■ **STATED EXERCISE**
Each line of the listing that contains the word "Noise" is to be copied.

■ **SUPPLIED RECORDS**
——————————

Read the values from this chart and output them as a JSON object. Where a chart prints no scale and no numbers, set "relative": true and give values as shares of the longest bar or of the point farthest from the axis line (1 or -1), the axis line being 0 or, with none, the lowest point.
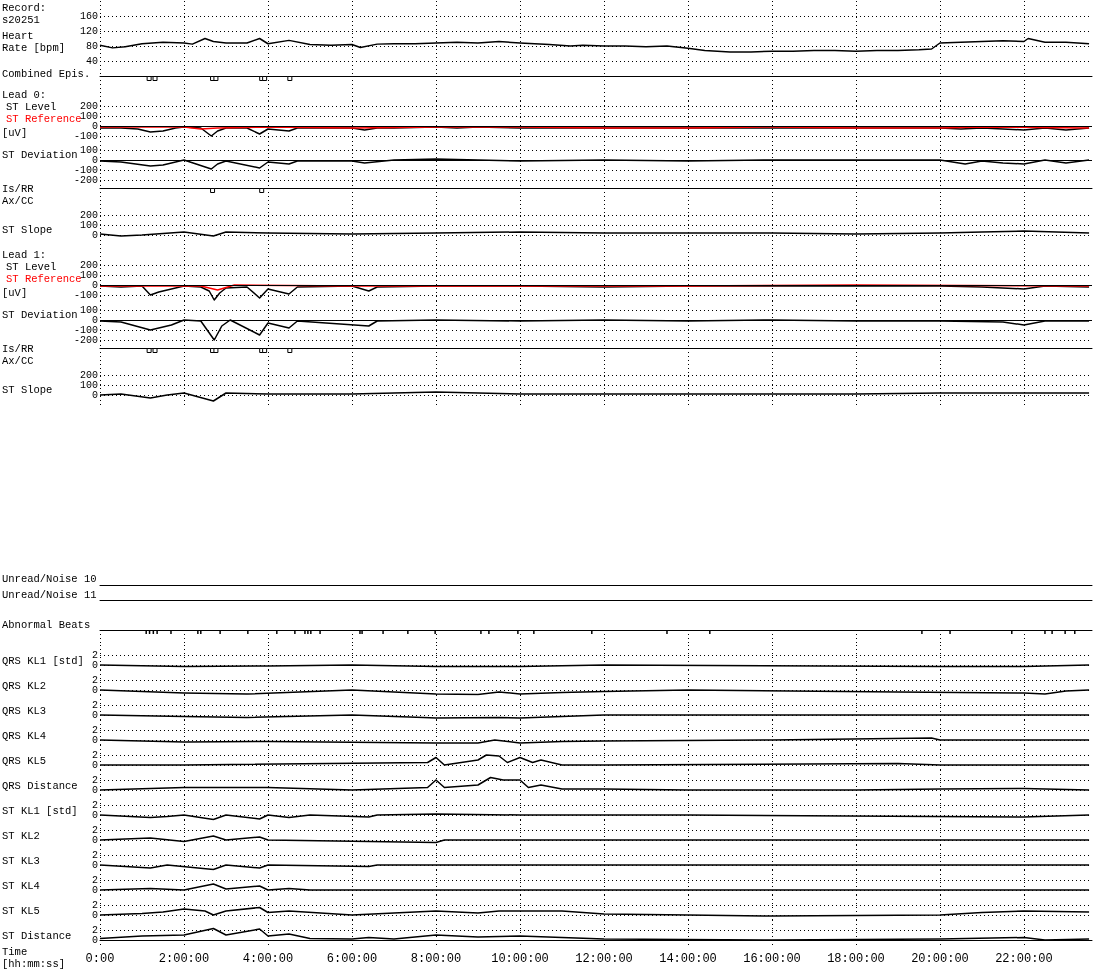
{
  "chart_data": [
    {
      "type": "line",
      "title": "Record:\ns20251",
      "ylabel": "Heart\nRate [bpm]",
      "xlim": [
        0,
        23.62
      ],
      "xticks": [
        0,
        2,
        4,
        6,
        8,
        10,
        12,
        14,
        16,
        18,
        20,
        22
      ],
      "ylim": [
        0,
        200
      ],
      "yticks": [
        40,
        80,
        120,
        160
      ],
      "grid": true,
      "tick_labels": "y",
      "series": [
        {
          "color": "#000000",
          "x": [
            0,
            0.3,
            0.6,
            1,
            1.5,
            2,
            2.2,
            2.5,
            2.7,
            3,
            3.5,
            3.8,
            4,
            4.5,
            5,
            5.5,
            6,
            6.2,
            6.6,
            7,
            7.5,
            8,
            8.5,
            9,
            9.5,
            10,
            10.7,
            11.2,
            11.5,
            12,
            12.5,
            13,
            13.5,
            14,
            14.4,
            15,
            15.5,
            16,
            16.5,
            17,
            17.5,
            18,
            18.5,
            19,
            19.5,
            19.8,
            20,
            20.5,
            21,
            21.5,
            22,
            22.1,
            22.5,
            23,
            23.55
          ],
          "values": [
            82,
            75,
            78,
            86,
            90,
            88,
            85,
            100,
            92,
            88,
            88,
            100,
            86,
            95,
            84,
            82,
            84,
            76,
            85,
            86,
            86,
            88,
            90,
            88,
            92,
            88,
            84,
            80,
            82,
            80,
            80,
            78,
            80,
            74,
            68,
            64,
            64,
            66,
            66,
            68,
            68,
            66,
            68,
            68,
            70,
            72,
            88,
            90,
            92,
            94,
            92,
            100,
            90,
            90,
            86
          ]
        }
      ]
    },
    {
      "type": "bar",
      "relative": true,
      "ylabel": "Combined Epis.",
      "xlim": [
        0,
        23.62
      ],
      "xticks": [
        0,
        2,
        4,
        6,
        8,
        10,
        12,
        14,
        16,
        18,
        20,
        22
      ],
      "grid": "x",
      "tick_labels": false,
      "color": "#000000",
      "x": [
        1.17,
        1.31,
        2.68,
        2.76,
        3.85,
        3.92,
        4.52
      ],
      "values": [
        -1,
        -1,
        -1,
        -1,
        -1,
        -1,
        -1
      ]
    },
    {
      "type": "line",
      "title": "Lead 0:",
      "ylabel": "[uV]",
      "legend": "left",
      "xlim": [
        0,
        23.62
      ],
      "xticks": [
        0,
        2,
        4,
        6,
        8,
        10,
        12,
        14,
        16,
        18,
        20,
        22
      ],
      "ylim": [
        -150,
        250
      ],
      "yticks": [
        200,
        100,
        0,
        -100
      ],
      "grid": true,
      "tick_labels": "y",
      "ref_lines": [
        {
          "axis": "y",
          "value": 0
        }
      ],
      "series": [
        {
          "name": "ST Level",
          "color": "#000000",
          "x": [
            0,
            0.5,
            0.9,
            1.2,
            1.5,
            1.8,
            2,
            2.4,
            2.65,
            2.8,
            3,
            3.5,
            3.8,
            4,
            4.5,
            4.7,
            5.5,
            6,
            6.3,
            6.6,
            7,
            8,
            8.5,
            9,
            10,
            11,
            12,
            13,
            14,
            15,
            16,
            17,
            18,
            19,
            20,
            20.5,
            21,
            21.5,
            22,
            22.5,
            23,
            23.55
          ],
          "values": [
            -20,
            -20,
            -30,
            -60,
            -50,
            -20,
            -10,
            -20,
            -100,
            -50,
            -20,
            -20,
            -80,
            -30,
            -50,
            -20,
            -20,
            -20,
            -40,
            -20,
            -20,
            -10,
            -20,
            -10,
            -20,
            -20,
            -20,
            -20,
            -20,
            -20,
            -20,
            -20,
            -20,
            -20,
            -20,
            -30,
            -20,
            -30,
            -40,
            -20,
            -40,
            -20
          ]
        },
        {
          "name": "ST Reference",
          "color": "#ff0000",
          "x": [
            0,
            1,
            2,
            2.4,
            2.8,
            4,
            6,
            8,
            10,
            12,
            14,
            16,
            18,
            20,
            21,
            23.55
          ],
          "values": [
            -10,
            -10,
            -10,
            -30,
            -20,
            -10,
            -20,
            -10,
            -10,
            -20,
            -20,
            -10,
            -20,
            -20,
            -10,
            -20
          ]
        }
      ]
    },
    {
      "type": "line",
      "ylabel": "ST Deviation",
      "xlim": [
        0,
        23.62
      ],
      "xticks": [
        0,
        2,
        4,
        6,
        8,
        10,
        12,
        14,
        16,
        18,
        20,
        22
      ],
      "ylim": [
        -280,
        190
      ],
      "yticks": [
        100,
        0,
        -100,
        -200
      ],
      "grid": true,
      "tick_labels": "y",
      "ref_lines": [
        {
          "axis": "y",
          "value": 0
        }
      ],
      "series": [
        {
          "color": "#000000",
          "x": [
            0,
            0.5,
            1.2,
            1.5,
            1.8,
            2,
            2.65,
            2.8,
            3,
            3.8,
            4,
            4.5,
            4.7,
            6,
            6.3,
            7,
            8,
            9,
            10,
            12,
            14,
            16,
            18,
            20,
            20.6,
            21,
            21.5,
            22,
            22.5,
            23,
            23.55
          ],
          "values": [
            -10,
            -20,
            -60,
            -50,
            -20,
            0,
            -90,
            -40,
            -10,
            -80,
            -20,
            -40,
            -10,
            -10,
            -30,
            0,
            10,
            0,
            -10,
            0,
            -10,
            0,
            0,
            0,
            -40,
            -10,
            -30,
            -40,
            0,
            -30,
            0
          ]
        }
      ]
    },
    {
      "type": "bar",
      "relative": true,
      "ylabel": "Is/RR\nAx/CC",
      "xlim": [
        0,
        23.62
      ],
      "xticks": [
        0,
        2,
        4,
        6,
        8,
        10,
        12,
        14,
        16,
        18,
        20,
        22
      ],
      "grid": "x",
      "tick_labels": false,
      "color": "#000000",
      "x": [
        2.68,
        3.85
      ],
      "values": [
        -1,
        -1
      ]
    },
    {
      "type": "line",
      "ylabel": "ST Slope",
      "xlim": [
        0,
        23.62
      ],
      "xticks": [
        0,
        2,
        4,
        6,
        8,
        10,
        12,
        14,
        16,
        18,
        20,
        22
      ],
      "ylim": [
        -130,
        350
      ],
      "yticks": [
        200,
        100,
        0
      ],
      "grid": true,
      "tick_labels": "y",
      "series": [
        {
          "color": "#000000",
          "x": [
            0,
            0.5,
            1,
            2,
            2.7,
            3,
            4,
            6,
            8,
            10,
            12,
            14,
            16,
            18,
            20,
            21,
            22,
            23.55
          ],
          "values": [
            10,
            -10,
            0,
            30,
            -10,
            30,
            20,
            10,
            20,
            30,
            20,
            20,
            20,
            10,
            20,
            30,
            40,
            20
          ]
        }
      ]
    },
    {
      "type": "line",
      "title": "Lead 1:",
      "ylabel": "[uV]",
      "legend": "left",
      "xlim": [
        0,
        23.62
      ],
      "xticks": [
        0,
        2,
        4,
        6,
        8,
        10,
        12,
        14,
        16,
        18,
        20,
        22
      ],
      "ylim": [
        -160,
        370
      ],
      "yticks": [
        200,
        100,
        0,
        -100
      ],
      "grid": true,
      "tick_labels": "y",
      "ref_lines": [
        {
          "axis": "y",
          "value": 0
        }
      ],
      "series": [
        {
          "name": "ST Level",
          "color": "#000000",
          "x": [
            0,
            0.5,
            1,
            1.2,
            1.4,
            1.7,
            2,
            2.4,
            2.6,
            2.72,
            2.85,
            3,
            3.5,
            3.8,
            4,
            4.5,
            4.7,
            6,
            6.4,
            6.6,
            8,
            10,
            12,
            14,
            16,
            18,
            20,
            21,
            22,
            22.5,
            23.55
          ],
          "values": [
            -10,
            -20,
            -10,
            -100,
            -70,
            -40,
            -10,
            -20,
            -60,
            -150,
            -80,
            -30,
            -20,
            -130,
            -40,
            -90,
            -20,
            -10,
            -60,
            -20,
            -10,
            -10,
            -20,
            -10,
            -10,
            -10,
            -10,
            -20,
            -40,
            -10,
            -20
          ]
        },
        {
          "name": "ST Reference",
          "color": "#ff0000",
          "x": [
            0,
            1.5,
            2.4,
            2.8,
            3.2,
            6,
            10,
            14,
            18,
            23.55
          ],
          "values": [
            -10,
            -10,
            -10,
            -50,
            0,
            -10,
            -10,
            -10,
            0,
            -10
          ]
        }
      ]
    },
    {
      "type": "line",
      "ylabel": "ST Deviation",
      "xlim": [
        0,
        23.62
      ],
      "xticks": [
        0,
        2,
        4,
        6,
        8,
        10,
        12,
        14,
        16,
        18,
        20,
        22
      ],
      "ylim": [
        -280,
        190
      ],
      "yticks": [
        100,
        0,
        -100,
        -200
      ],
      "grid": true,
      "tick_labels": "y",
      "ref_lines": [
        {
          "axis": "y",
          "value": 0
        }
      ],
      "series": [
        {
          "color": "#000000",
          "x": [
            0,
            0.5,
            1.2,
            1.4,
            1.7,
            2,
            2.4,
            2.72,
            2.9,
            3.1,
            3.8,
            4,
            4.5,
            4.7,
            6.4,
            6.6,
            8,
            10,
            12,
            14,
            16,
            18,
            20,
            21.5,
            22,
            22.5,
            23.55
          ],
          "values": [
            -10,
            -20,
            -100,
            -80,
            -50,
            0,
            -10,
            -200,
            -60,
            0,
            -150,
            -30,
            -80,
            -10,
            -60,
            -10,
            0,
            -10,
            0,
            -10,
            0,
            -10,
            -10,
            -20,
            -50,
            -10,
            -10
          ]
        }
      ]
    },
    {
      "type": "bar",
      "relative": true,
      "ylabel": "Is/RR\nAx/CC",
      "xlim": [
        0,
        23.62
      ],
      "xticks": [
        0,
        2,
        4,
        6,
        8,
        10,
        12,
        14,
        16,
        18,
        20,
        22
      ],
      "grid": "x",
      "tick_labels": false,
      "color": "#000000",
      "x": [
        1.17,
        1.31,
        2.68,
        2.76,
        3.85,
        3.92,
        4.52
      ],
      "values": [
        -1,
        -1,
        -1,
        -1,
        -1,
        -1,
        -1
      ]
    },
    {
      "type": "line",
      "ylabel": "ST Slope",
      "xlim": [
        0,
        23.62
      ],
      "xticks": [
        0,
        2,
        4,
        6,
        8,
        10,
        12,
        14,
        16,
        18,
        20,
        22
      ],
      "ylim": [
        -130,
        350
      ],
      "yticks": [
        200,
        100,
        0
      ],
      "grid": true,
      "tick_labels": "y",
      "series": [
        {
          "color": "#000000",
          "x": [
            0,
            0.5,
            1.2,
            1.6,
            2,
            2.7,
            3,
            4,
            6,
            8,
            10,
            12,
            14,
            16,
            18,
            20,
            22,
            23.55
          ],
          "values": [
            0,
            10,
            -30,
            0,
            20,
            -60,
            20,
            10,
            10,
            30,
            10,
            10,
            10,
            10,
            10,
            20,
            20,
            20
          ]
        }
      ]
    },
    {
      "type": "other",
      "ylabel": "Unread/Noise 10"
    },
    {
      "type": "other",
      "ylabel": "Unread/Noise 11"
    },
    {
      "type": "bar",
      "relative": true,
      "ylabel": "Abnormal Beats",
      "xlim": [
        0,
        23.62
      ],
      "xticks": [
        0,
        2,
        4,
        6,
        8,
        10,
        12,
        14,
        16,
        18,
        20,
        22
      ],
      "grid": "x",
      "tick_labels": false,
      "color": "#000000",
      "x": [
        1.1,
        1.18,
        1.27,
        1.36,
        1.69,
        2.33,
        2.4,
        2.86,
        3.52,
        4.21,
        4.64,
        4.88,
        4.95,
        5.02,
        5.24,
        6.19,
        6.24,
        6.74,
        7.33,
        7.98,
        9.07,
        9.26,
        9.95,
        10.33,
        11.71,
        13.5,
        14.52,
        19.57,
        20.24,
        21.71,
        22.5,
        22.67,
        22.98,
        23.21
      ],
      "values": [
        -1,
        -1,
        -1,
        -1,
        -1,
        -1,
        -1,
        -1,
        -1,
        -1,
        -1,
        -1,
        -1,
        -1,
        -1,
        -1,
        -1,
        -1,
        -1,
        -1,
        -1,
        -1,
        -1,
        -1,
        -1,
        -1,
        -1,
        -1,
        -1,
        -1,
        -1,
        -1,
        -1,
        -1
      ]
    },
    {
      "type": "line",
      "ylabel": "QRS KL1 [std]",
      "xlim": [
        0,
        23.62
      ],
      "xticks": [
        0,
        2,
        4,
        6,
        8,
        10,
        12,
        14,
        16,
        18,
        20,
        22
      ],
      "ylim": [
        -1,
        4
      ],
      "yticks": [
        0,
        2
      ],
      "grid": true,
      "tick_labels": "y",
      "series": [
        {
          "color": "#000000",
          "x": [
            0,
            2,
            4,
            6,
            8,
            9,
            10,
            12,
            20,
            22,
            23.55
          ],
          "values": [
            0,
            -0.3,
            -0.2,
            0,
            -0.3,
            -0.3,
            -0.3,
            0,
            -0.3,
            -0.3,
            0
          ]
        }
      ]
    },
    {
      "type": "line",
      "ylabel": "QRS KL2",
      "xlim": [
        0,
        23.62
      ],
      "xticks": [
        0,
        2,
        4,
        6,
        8,
        10,
        12,
        14,
        16,
        18,
        20,
        22
      ],
      "ylim": [
        -1,
        4
      ],
      "yticks": [
        0,
        2
      ],
      "grid": true,
      "tick_labels": "y",
      "series": [
        {
          "color": "#000000",
          "x": [
            0,
            2,
            3.5,
            6,
            8,
            9,
            9.5,
            10,
            11,
            12,
            14,
            19,
            22,
            22.5,
            23,
            23.55
          ],
          "values": [
            0,
            -0.6,
            -0.8,
            0,
            -0.8,
            -0.9,
            -0.4,
            -0.8,
            -0.5,
            -0.3,
            0,
            -0.4,
            -0.6,
            -0.8,
            -0.2,
            0
          ]
        }
      ]
    },
    {
      "type": "line",
      "ylabel": "QRS KL3",
      "xlim": [
        0,
        23.62
      ],
      "xticks": [
        0,
        2,
        4,
        6,
        8,
        10,
        12,
        14,
        16,
        18,
        20,
        22
      ],
      "ylim": [
        -1,
        4
      ],
      "yticks": [
        0,
        2
      ],
      "grid": true,
      "tick_labels": "y",
      "series": [
        {
          "color": "#000000",
          "x": [
            0,
            2,
            3.5,
            6,
            7.7,
            8,
            9.5,
            10,
            11,
            12,
            23.55
          ],
          "values": [
            0,
            -0.3,
            -0.5,
            0,
            -0.5,
            -0.6,
            -0.5,
            -0.6,
            -0.3,
            0,
            0
          ]
        }
      ]
    },
    {
      "type": "line",
      "ylabel": "QRS KL4",
      "xlim": [
        0,
        23.62
      ],
      "xticks": [
        0,
        2,
        4,
        6,
        8,
        10,
        12,
        14,
        16,
        18,
        20,
        22
      ],
      "ylim": [
        -1,
        4
      ],
      "yticks": [
        0,
        2
      ],
      "grid": true,
      "tick_labels": "y",
      "series": [
        {
          "color": "#000000",
          "x": [
            0,
            2,
            4,
            8,
            9,
            9.4,
            10,
            11,
            12,
            16,
            19.8,
            20,
            23.55
          ],
          "values": [
            0,
            -0.4,
            -0.3,
            -0.6,
            -0.6,
            0,
            -0.6,
            -0.3,
            -0.2,
            0,
            0.4,
            0,
            0
          ]
        }
      ]
    },
    {
      "type": "line",
      "ylabel": "QRS KL5",
      "xlim": [
        0,
        23.62
      ],
      "xticks": [
        0,
        2,
        4,
        6,
        8,
        10,
        12,
        14,
        16,
        18,
        20,
        22
      ],
      "ylim": [
        -1,
        4
      ],
      "yticks": [
        0,
        2
      ],
      "grid": true,
      "tick_labels": "y",
      "series": [
        {
          "color": "#000000",
          "x": [
            0,
            2,
            7.8,
            8,
            8.2,
            9,
            9.2,
            9.5,
            9.7,
            10,
            10.3,
            10.5,
            11,
            12,
            19,
            20,
            23.55
          ],
          "values": [
            0,
            0,
            0.5,
            1.5,
            0,
            1,
            2,
            1.8,
            0.5,
            1.5,
            0.5,
            1,
            0,
            0,
            0.3,
            0,
            0
          ]
        }
      ]
    },
    {
      "type": "line",
      "ylabel": "QRS Distance",
      "xlim": [
        0,
        23.62
      ],
      "xticks": [
        0,
        2,
        4,
        6,
        8,
        10,
        12,
        14,
        16,
        18,
        20,
        22
      ],
      "ylim": [
        -1,
        4
      ],
      "yticks": [
        0,
        2
      ],
      "grid": true,
      "tick_labels": "y",
      "series": [
        {
          "color": "#000000",
          "x": [
            0,
            2,
            4,
            6,
            7.8,
            8,
            8.2,
            9,
            9.3,
            9.6,
            10,
            10.2,
            10.5,
            11,
            12,
            14,
            18,
            20,
            22,
            23.55
          ],
          "values": [
            0,
            0.5,
            0.5,
            0,
            0.5,
            2,
            0.5,
            1,
            2.5,
            2,
            2,
            0.5,
            1,
            0.2,
            0.2,
            0,
            0,
            0.2,
            0.3,
            0
          ]
        }
      ]
    },
    {
      "type": "line",
      "ylabel": "ST KL1 [std]",
      "xlim": [
        0,
        23.62
      ],
      "xticks": [
        0,
        2,
        4,
        6,
        8,
        10,
        12,
        14,
        16,
        18,
        20,
        22
      ],
      "ylim": [
        -1,
        4
      ],
      "yticks": [
        0,
        2
      ],
      "grid": true,
      "tick_labels": "y",
      "series": [
        {
          "color": "#000000",
          "x": [
            0,
            1.2,
            1.6,
            2,
            2.7,
            3,
            3.8,
            4,
            4.5,
            5,
            6.4,
            6.6,
            8,
            10,
            14,
            22,
            23.55
          ],
          "values": [
            0,
            -0.5,
            -0.3,
            0,
            -0.9,
            0,
            -0.8,
            0,
            -0.5,
            0,
            -0.4,
            0,
            0.2,
            0,
            0,
            -0.4,
            0
          ]
        }
      ]
    },
    {
      "type": "line",
      "ylabel": "ST KL2",
      "xlim": [
        0,
        23.62
      ],
      "xticks": [
        0,
        2,
        4,
        6,
        8,
        10,
        12,
        14,
        16,
        18,
        20,
        22
      ],
      "ylim": [
        -1,
        4
      ],
      "yticks": [
        0,
        2
      ],
      "grid": true,
      "tick_labels": "y",
      "series": [
        {
          "color": "#000000",
          "x": [
            0,
            1.2,
            2,
            2.7,
            3,
            3.8,
            4,
            8,
            8.2,
            14,
            23.55
          ],
          "values": [
            0,
            0.4,
            -0.3,
            0.8,
            0,
            0.6,
            0,
            -0.5,
            0,
            0,
            0
          ]
        }
      ]
    },
    {
      "type": "line",
      "ylabel": "ST KL3",
      "xlim": [
        0,
        23.62
      ],
      "xticks": [
        0,
        2,
        4,
        6,
        8,
        10,
        12,
        14,
        16,
        18,
        20,
        22
      ],
      "ylim": [
        -1,
        4
      ],
      "yticks": [
        0,
        2
      ],
      "grid": true,
      "tick_labels": "y",
      "series": [
        {
          "color": "#000000",
          "x": [
            0,
            1.2,
            1.6,
            2.7,
            3,
            3.8,
            4,
            6.4,
            6.6,
            14,
            23.55
          ],
          "values": [
            0,
            -0.6,
            0,
            -0.9,
            0,
            -0.6,
            0,
            -0.3,
            0,
            0,
            0
          ]
        }
      ]
    },
    {
      "type": "line",
      "ylabel": "ST KL4",
      "xlim": [
        0,
        23.62
      ],
      "xticks": [
        0,
        2,
        4,
        6,
        8,
        10,
        12,
        14,
        16,
        18,
        20,
        22
      ],
      "ylim": [
        -1,
        4
      ],
      "yticks": [
        0,
        2
      ],
      "grid": true,
      "tick_labels": "y",
      "series": [
        {
          "color": "#000000",
          "x": [
            0,
            1.2,
            2,
            2.7,
            3,
            3.8,
            4,
            4.5,
            5,
            14,
            23.55
          ],
          "values": [
            0,
            0.3,
            0,
            1.2,
            0.2,
            0.8,
            0,
            0.3,
            0,
            0,
            0
          ]
        }
      ]
    },
    {
      "type": "line",
      "ylabel": "ST KL5",
      "xlim": [
        0,
        23.62
      ],
      "xticks": [
        0,
        2,
        4,
        6,
        8,
        10,
        12,
        14,
        16,
        18,
        20,
        22
      ],
      "ylim": [
        -1,
        4
      ],
      "yticks": [
        0,
        2
      ],
      "grid": true,
      "tick_labels": "y",
      "series": [
        {
          "color": "#000000",
          "x": [
            0,
            1,
            1.5,
            2,
            2.5,
            2.7,
            3,
            3.8,
            4,
            4.5,
            6,
            8,
            9,
            9.5,
            10,
            11,
            12,
            14,
            16,
            20,
            21,
            22,
            23.55
          ],
          "values": [
            0,
            0.3,
            0.6,
            1.2,
            0.8,
            0,
            0.8,
            1.5,
            0.5,
            0.8,
            0,
            0.8,
            0.4,
            0.8,
            0.8,
            0.8,
            0.2,
            0,
            -0.2,
            0,
            0.5,
            0.8,
            0.6
          ]
        }
      ]
    },
    {
      "type": "line",
      "ylabel": "ST Distance",
      "xlabel": "Time\n[hh:mm:ss]",
      "xlim": [
        0,
        23.62
      ],
      "xticks": [
        {
          "value": 0,
          "label": "0:00"
        },
        {
          "value": 2,
          "label": "2:00:00"
        },
        {
          "value": 4,
          "label": "4:00:00"
        },
        {
          "value": 6,
          "label": "6:00:00"
        },
        {
          "value": 8,
          "label": "8:00:00"
        },
        {
          "value": 10,
          "label": "10:00:00"
        },
        {
          "value": 12,
          "label": "12:00:00"
        },
        {
          "value": 14,
          "label": "14:00:00"
        },
        {
          "value": 16,
          "label": "16:00:00"
        },
        {
          "value": 18,
          "label": "18:00:00"
        },
        {
          "value": 20,
          "label": "20:00:00"
        },
        {
          "value": 22,
          "label": "22:00:00"
        }
      ],
      "ylim": [
        -1,
        4
      ],
      "yticks": [
        0,
        2
      ],
      "grid": true,
      "series": [
        {
          "color": "#000000",
          "x": [
            0,
            1,
            2,
            2.7,
            3,
            3.8,
            4,
            4.5,
            5,
            6,
            6.4,
            7,
            8,
            9,
            10,
            11,
            12,
            16,
            20,
            22,
            22.5,
            23.55
          ],
          "values": [
            0.3,
            0.8,
            1,
            2.3,
            1,
            2.2,
            0.8,
            1.2,
            0.3,
            0.2,
            0.5,
            0.2,
            1,
            0.6,
            0.8,
            0.5,
            0.2,
            0,
            0.2,
            0.5,
            0,
            0.2
          ]
        }
      ]
    }
  ]
}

——————————

■ **ANSWER FOR THIS EXERCISE**
      "ylabel": "Unread/Noise 10"
      "ylabel": "Unread/Noise 11"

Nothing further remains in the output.